AIM — Please output every line of the material as it stands, without the pictures.
▼▼▼
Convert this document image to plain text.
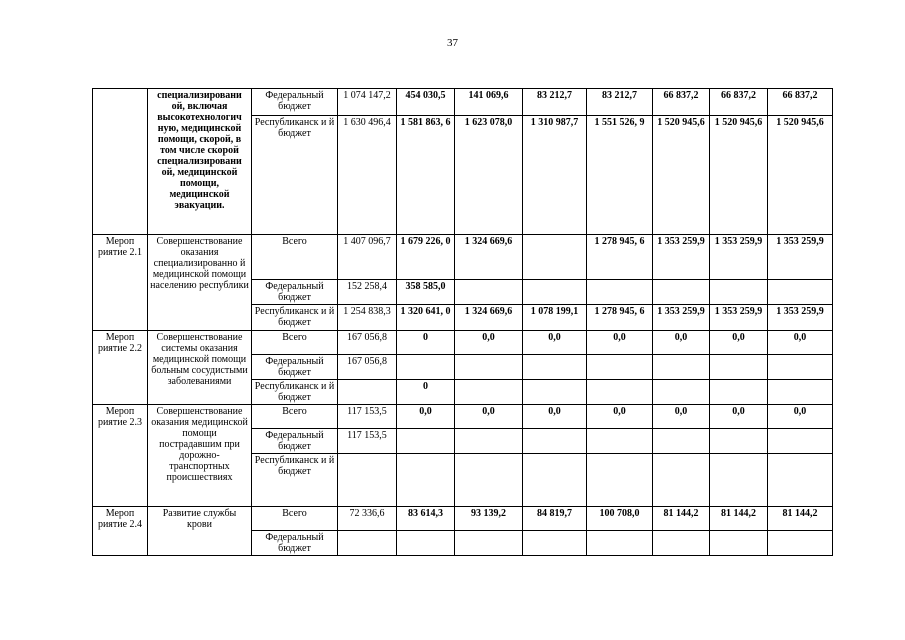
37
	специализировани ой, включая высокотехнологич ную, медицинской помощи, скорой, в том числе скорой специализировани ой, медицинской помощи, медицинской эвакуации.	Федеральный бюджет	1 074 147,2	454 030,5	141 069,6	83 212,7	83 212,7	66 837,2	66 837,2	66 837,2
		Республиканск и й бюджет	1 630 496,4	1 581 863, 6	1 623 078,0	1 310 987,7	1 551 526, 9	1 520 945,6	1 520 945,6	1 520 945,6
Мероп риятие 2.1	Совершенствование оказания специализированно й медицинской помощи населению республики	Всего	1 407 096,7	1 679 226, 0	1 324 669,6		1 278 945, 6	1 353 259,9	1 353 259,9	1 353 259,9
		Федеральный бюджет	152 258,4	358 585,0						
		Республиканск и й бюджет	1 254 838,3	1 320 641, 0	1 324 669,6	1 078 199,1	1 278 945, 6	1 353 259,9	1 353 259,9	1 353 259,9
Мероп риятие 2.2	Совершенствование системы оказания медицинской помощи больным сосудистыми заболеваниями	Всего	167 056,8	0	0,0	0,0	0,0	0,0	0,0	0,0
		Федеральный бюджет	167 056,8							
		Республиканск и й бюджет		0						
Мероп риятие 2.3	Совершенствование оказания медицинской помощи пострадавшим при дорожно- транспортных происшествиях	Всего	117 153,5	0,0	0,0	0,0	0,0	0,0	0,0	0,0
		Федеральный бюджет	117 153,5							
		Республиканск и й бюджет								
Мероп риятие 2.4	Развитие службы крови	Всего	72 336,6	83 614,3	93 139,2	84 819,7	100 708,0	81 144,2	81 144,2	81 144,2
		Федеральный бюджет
▲▲▲
TASK SOLUTION —
Convert this document image to plain text.
37
	специализировани ой, включая высокотехнологич ную, медицинской помощи, скорой, в том числе скорой специализировани ой, медицинской помощи, медицинской эвакуации.	Федеральный бюджет	1 074 147,2	454 030,5	141 069,6	83 212,7	83 212,7	66 837,2	66 837,2	66 837,2
		Республиканск и й бюджет	1 630 496,4	1 581 863, 6	1 623 078,0	1 310 987,7	1 551 526, 9	1 520 945,6	1 520 945,6	1 520 945,6
Мероп риятие 2.1	Совершенствование оказания специализированно й медицинской помощи населению республики	Всего	1 407 096,7	1 679 226, 0	1 324 669,6		1 278 945, 6	1 353 259,9	1 353 259,9	1 353 259,9
		Федеральный бюджет	152 258,4	358 585,0						
		Республиканск и й бюджет	1 254 838,3	1 320 641, 0	1 324 669,6	1 078 199,1	1 278 945, 6	1 353 259,9	1 353 259,9	1 353 259,9
Мероп риятие 2.2	Совершенствование системы оказания медицинской помощи больным сосудистыми заболеваниями	Всего	167 056,8	0	0,0	0,0	0,0	0,0	0,0	0,0
		Федеральный бюджет	167 056,8							
		Республиканск и й бюджет		0						
Мероп риятие 2.3	Совершенствование оказания медицинской помощи пострадавшим при дорожно- транспортных происшествиях	Всего	117 153,5	0,0	0,0	0,0	0,0	0,0	0,0	0,0
		Федеральный бюджет	117 153,5							
		Республиканск и й бюджет								
Мероп риятие 2.4	Развитие службы крови	Всего	72 336,6	83 614,3	93 139,2	84 819,7	100 708,0	81 144,2	81 144,2	81 144,2
		Федеральный бюджет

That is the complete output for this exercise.